> _Available records_:
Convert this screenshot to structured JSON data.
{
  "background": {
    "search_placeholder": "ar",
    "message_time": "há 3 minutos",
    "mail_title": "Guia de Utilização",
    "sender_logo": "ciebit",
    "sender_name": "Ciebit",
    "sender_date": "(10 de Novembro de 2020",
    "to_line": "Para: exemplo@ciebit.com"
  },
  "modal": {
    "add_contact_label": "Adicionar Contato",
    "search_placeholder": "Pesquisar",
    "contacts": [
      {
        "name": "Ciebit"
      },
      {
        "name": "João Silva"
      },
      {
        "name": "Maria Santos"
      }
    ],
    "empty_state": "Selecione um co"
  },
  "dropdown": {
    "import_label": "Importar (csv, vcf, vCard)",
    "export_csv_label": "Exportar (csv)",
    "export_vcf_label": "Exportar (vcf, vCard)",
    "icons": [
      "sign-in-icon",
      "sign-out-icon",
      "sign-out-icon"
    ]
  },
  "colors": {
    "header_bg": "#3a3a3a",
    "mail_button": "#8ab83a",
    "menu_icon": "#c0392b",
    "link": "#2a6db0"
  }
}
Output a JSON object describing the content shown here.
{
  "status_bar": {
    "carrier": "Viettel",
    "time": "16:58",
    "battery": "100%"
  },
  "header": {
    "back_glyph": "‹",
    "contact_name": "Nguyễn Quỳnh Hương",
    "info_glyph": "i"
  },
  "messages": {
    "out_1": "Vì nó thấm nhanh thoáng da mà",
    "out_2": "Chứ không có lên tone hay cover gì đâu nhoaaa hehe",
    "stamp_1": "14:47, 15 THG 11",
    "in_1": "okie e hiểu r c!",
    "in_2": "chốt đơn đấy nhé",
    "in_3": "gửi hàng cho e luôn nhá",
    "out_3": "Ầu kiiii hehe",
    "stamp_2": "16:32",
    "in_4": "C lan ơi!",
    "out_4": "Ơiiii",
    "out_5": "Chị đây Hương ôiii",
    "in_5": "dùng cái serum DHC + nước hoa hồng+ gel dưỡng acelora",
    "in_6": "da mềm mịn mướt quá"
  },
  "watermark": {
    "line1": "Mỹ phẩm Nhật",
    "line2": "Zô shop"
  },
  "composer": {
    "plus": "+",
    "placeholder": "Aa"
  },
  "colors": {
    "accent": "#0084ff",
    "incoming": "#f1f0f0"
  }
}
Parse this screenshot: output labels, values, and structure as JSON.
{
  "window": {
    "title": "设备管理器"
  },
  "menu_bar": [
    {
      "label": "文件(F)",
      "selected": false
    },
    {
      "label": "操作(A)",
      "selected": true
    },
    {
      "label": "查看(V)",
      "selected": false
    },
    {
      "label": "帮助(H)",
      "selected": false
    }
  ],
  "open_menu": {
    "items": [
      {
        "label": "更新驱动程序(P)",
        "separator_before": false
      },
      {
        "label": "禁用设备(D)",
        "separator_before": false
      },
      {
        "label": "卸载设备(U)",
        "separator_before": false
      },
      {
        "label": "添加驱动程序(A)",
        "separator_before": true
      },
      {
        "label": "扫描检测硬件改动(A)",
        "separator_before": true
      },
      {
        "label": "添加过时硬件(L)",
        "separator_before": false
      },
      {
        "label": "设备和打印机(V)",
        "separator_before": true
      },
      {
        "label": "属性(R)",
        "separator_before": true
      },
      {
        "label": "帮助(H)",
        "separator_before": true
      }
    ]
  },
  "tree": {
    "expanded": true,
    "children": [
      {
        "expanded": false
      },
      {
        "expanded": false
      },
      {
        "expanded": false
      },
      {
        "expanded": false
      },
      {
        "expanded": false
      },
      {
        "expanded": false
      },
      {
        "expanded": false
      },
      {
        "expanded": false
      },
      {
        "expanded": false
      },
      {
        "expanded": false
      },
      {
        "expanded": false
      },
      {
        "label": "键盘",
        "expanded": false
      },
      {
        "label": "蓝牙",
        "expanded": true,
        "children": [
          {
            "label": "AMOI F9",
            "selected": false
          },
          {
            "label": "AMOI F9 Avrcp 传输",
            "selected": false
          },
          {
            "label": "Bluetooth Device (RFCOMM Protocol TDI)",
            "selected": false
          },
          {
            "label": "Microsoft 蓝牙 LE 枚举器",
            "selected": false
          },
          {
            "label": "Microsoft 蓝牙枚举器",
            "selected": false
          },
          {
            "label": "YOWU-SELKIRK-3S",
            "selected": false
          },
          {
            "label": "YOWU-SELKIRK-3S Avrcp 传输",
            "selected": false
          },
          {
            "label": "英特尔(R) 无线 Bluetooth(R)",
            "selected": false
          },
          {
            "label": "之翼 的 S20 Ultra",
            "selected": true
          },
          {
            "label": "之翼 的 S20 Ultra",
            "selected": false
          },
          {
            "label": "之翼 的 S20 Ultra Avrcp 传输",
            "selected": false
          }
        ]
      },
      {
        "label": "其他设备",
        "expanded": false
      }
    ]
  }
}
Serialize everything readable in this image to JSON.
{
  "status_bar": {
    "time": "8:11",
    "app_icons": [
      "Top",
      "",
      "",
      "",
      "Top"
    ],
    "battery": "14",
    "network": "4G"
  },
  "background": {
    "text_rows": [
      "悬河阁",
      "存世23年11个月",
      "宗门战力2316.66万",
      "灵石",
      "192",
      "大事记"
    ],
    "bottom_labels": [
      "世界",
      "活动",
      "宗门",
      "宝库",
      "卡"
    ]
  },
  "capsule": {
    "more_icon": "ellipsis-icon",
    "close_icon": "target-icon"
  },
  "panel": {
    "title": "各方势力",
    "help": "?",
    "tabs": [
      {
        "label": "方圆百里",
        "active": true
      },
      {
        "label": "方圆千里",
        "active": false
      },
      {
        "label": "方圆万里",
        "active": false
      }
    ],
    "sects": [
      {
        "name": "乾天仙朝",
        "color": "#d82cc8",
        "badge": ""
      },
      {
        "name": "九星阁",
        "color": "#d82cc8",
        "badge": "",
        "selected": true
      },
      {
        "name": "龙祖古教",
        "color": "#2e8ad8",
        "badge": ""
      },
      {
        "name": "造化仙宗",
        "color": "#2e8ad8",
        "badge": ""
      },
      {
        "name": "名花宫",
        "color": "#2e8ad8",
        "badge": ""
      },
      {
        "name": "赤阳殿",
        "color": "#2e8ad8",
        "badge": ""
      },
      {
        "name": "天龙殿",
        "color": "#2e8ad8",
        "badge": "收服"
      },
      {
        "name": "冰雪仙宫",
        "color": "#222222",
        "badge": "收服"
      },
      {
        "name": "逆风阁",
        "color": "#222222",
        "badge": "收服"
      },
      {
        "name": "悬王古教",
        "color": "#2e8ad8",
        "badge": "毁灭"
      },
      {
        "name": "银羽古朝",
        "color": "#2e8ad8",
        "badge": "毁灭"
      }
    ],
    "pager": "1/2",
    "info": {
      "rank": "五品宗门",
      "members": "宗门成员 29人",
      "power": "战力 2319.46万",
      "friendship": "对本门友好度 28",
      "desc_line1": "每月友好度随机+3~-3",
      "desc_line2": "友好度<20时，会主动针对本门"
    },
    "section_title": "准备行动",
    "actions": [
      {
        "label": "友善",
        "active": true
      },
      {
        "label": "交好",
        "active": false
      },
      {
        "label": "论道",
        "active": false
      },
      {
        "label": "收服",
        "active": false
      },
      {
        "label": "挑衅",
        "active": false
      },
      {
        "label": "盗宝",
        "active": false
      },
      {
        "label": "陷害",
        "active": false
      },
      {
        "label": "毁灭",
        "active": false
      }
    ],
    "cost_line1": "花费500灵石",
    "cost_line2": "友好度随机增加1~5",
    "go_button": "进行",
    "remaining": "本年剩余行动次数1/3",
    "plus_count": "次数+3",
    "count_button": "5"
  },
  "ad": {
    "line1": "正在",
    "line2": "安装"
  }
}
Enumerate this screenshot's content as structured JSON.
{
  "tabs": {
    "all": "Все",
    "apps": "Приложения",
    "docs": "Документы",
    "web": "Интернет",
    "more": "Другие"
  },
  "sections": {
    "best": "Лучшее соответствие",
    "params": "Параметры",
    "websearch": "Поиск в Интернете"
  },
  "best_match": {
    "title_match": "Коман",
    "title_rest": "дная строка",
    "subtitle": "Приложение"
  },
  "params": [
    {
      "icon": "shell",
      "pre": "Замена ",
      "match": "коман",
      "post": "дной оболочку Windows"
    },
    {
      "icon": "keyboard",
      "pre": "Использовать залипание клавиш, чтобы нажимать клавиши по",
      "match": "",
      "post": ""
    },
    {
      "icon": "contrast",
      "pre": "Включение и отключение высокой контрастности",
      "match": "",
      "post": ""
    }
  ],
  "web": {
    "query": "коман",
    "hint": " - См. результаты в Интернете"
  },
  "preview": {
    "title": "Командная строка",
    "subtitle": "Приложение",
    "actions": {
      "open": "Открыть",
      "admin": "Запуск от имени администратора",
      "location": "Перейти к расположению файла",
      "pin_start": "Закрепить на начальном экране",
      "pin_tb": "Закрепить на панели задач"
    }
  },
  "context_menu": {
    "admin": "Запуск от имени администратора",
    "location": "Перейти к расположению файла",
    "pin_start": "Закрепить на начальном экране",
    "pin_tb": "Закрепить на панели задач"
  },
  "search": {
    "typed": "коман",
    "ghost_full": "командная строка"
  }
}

> _Problem to solve_:
From the material given, work out how many lines hold the string "location"; state that number and nothing further.

> _Exercise result_:
2